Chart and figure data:
━━━━━━━━━━━━━━━━━━━━

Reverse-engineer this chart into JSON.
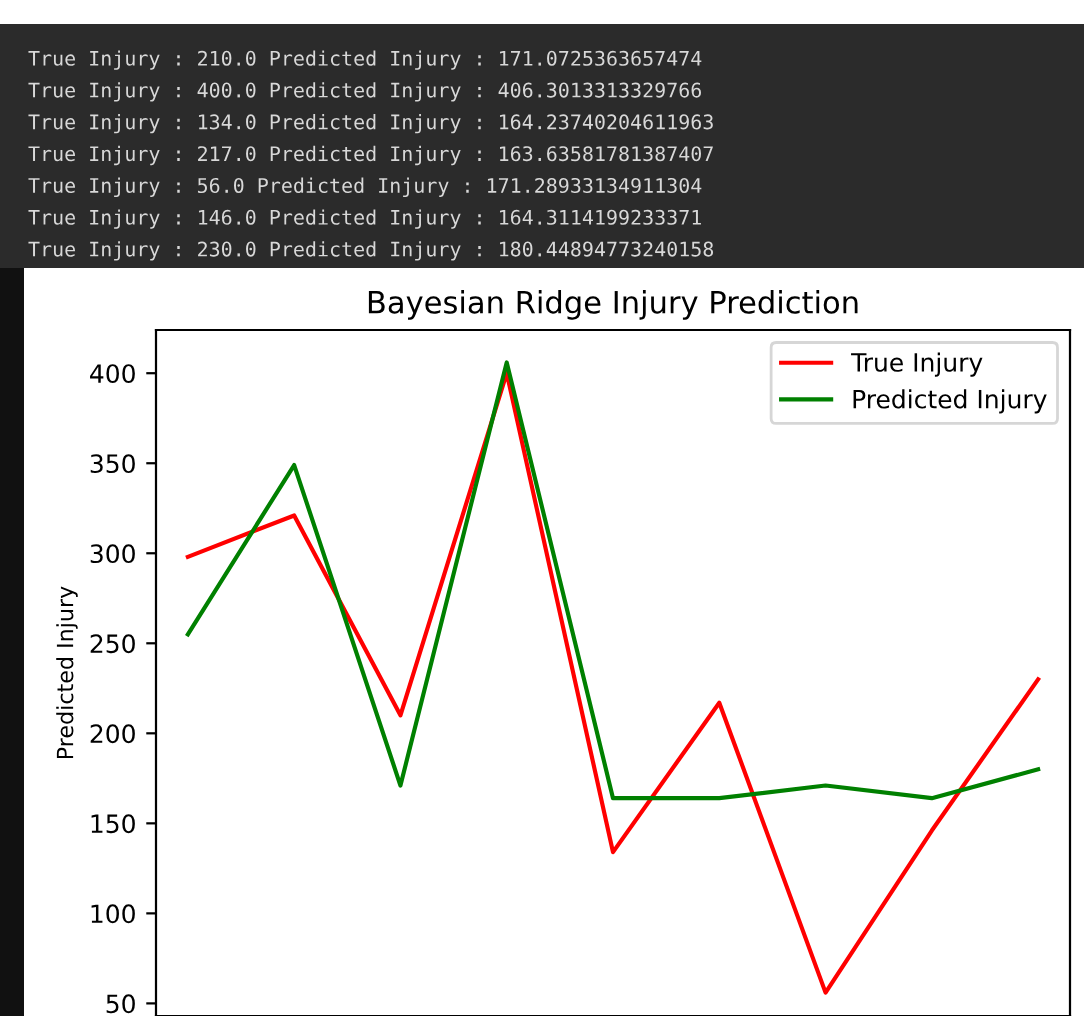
{
  "chart_data": {
    "type": "line",
    "title": "Bayesian Ridge Injury Prediction",
    "ylabel": "Predicted Injury",
    "categories": [
      null,
      null,
      null,
      null,
      null,
      null,
      null,
      null,
      null
    ],
    "series": [
      {
        "name": "True Injury",
        "color": "#ff0000",
        "values": [
          298,
          321,
          210,
          400,
          134,
          217,
          56,
          146,
          230
        ]
      },
      {
        "name": "Predicted Injury",
        "color": "#008000",
        "values": [
          255,
          349,
          171,
          406,
          164,
          164,
          171,
          164,
          180
        ]
      }
    ],
    "ylim": [
      43,
      424
    ],
    "yticks": [
      50,
      100,
      150,
      200,
      250,
      300,
      350,
      400
    ],
    "tick_labels": "y",
    "legend": "top right",
    "grid": false,
    "marker": "none",
    "line_style": "solid",
    "annotations": [
      "True Injury : 210.0 Predicted Injury : 171.0725363657474",
      "True Injury : 400.0 Predicted Injury : 406.3013313329766",
      "True Injury : 134.0 Predicted Injury : 164.23740204611963",
      "True Injury : 217.0 Predicted Injury : 163.63581781387407",
      "True Injury : 56.0 Predicted Injury : 171.28933134911304",
      "True Injury : 146.0 Predicted Injury : 164.3114199233371",
      "True Injury : 230.0 Predicted Injury : 180.44894773240158"
    ]
  }
}
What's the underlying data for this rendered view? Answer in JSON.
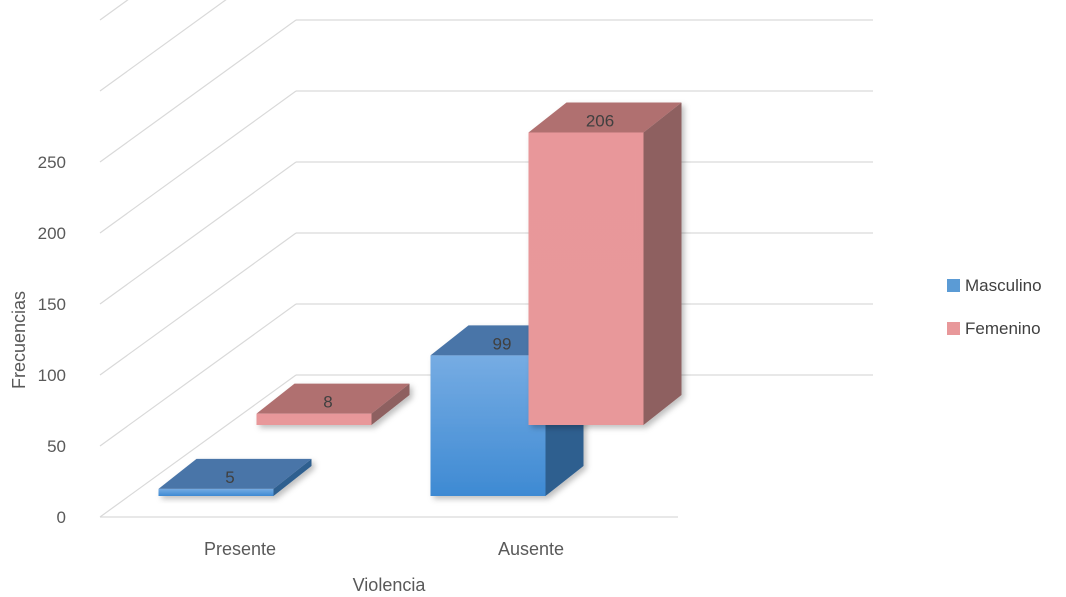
{
  "chart_data": {
    "type": "bar",
    "style": "3d-clustered-column",
    "title": "",
    "xlabel": "Violencia",
    "ylabel": "Frecuencias",
    "categories": [
      "Presente",
      "Ausente"
    ],
    "series": [
      {
        "name": "Masculino",
        "values": [
          5,
          99
        ],
        "color": "#5B9BD5"
      },
      {
        "name": "Femenino",
        "values": [
          8,
          206
        ],
        "color": "#E8989A"
      }
    ],
    "ylim": [
      0,
      250
    ],
    "yticks": [
      0,
      50,
      100,
      150,
      200,
      250
    ],
    "grid": true,
    "legend": "right"
  }
}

━━━━━━━━━━━━━━━━━━━━

* **REQUEST**: Pick out the lines that have the word "color". Copy them all.

* **FULL RESPONSE**:
        "color": "#ff0000",
        "color": "#008000",
        "color": "#5B9BD5"
        "color": "#E8989A"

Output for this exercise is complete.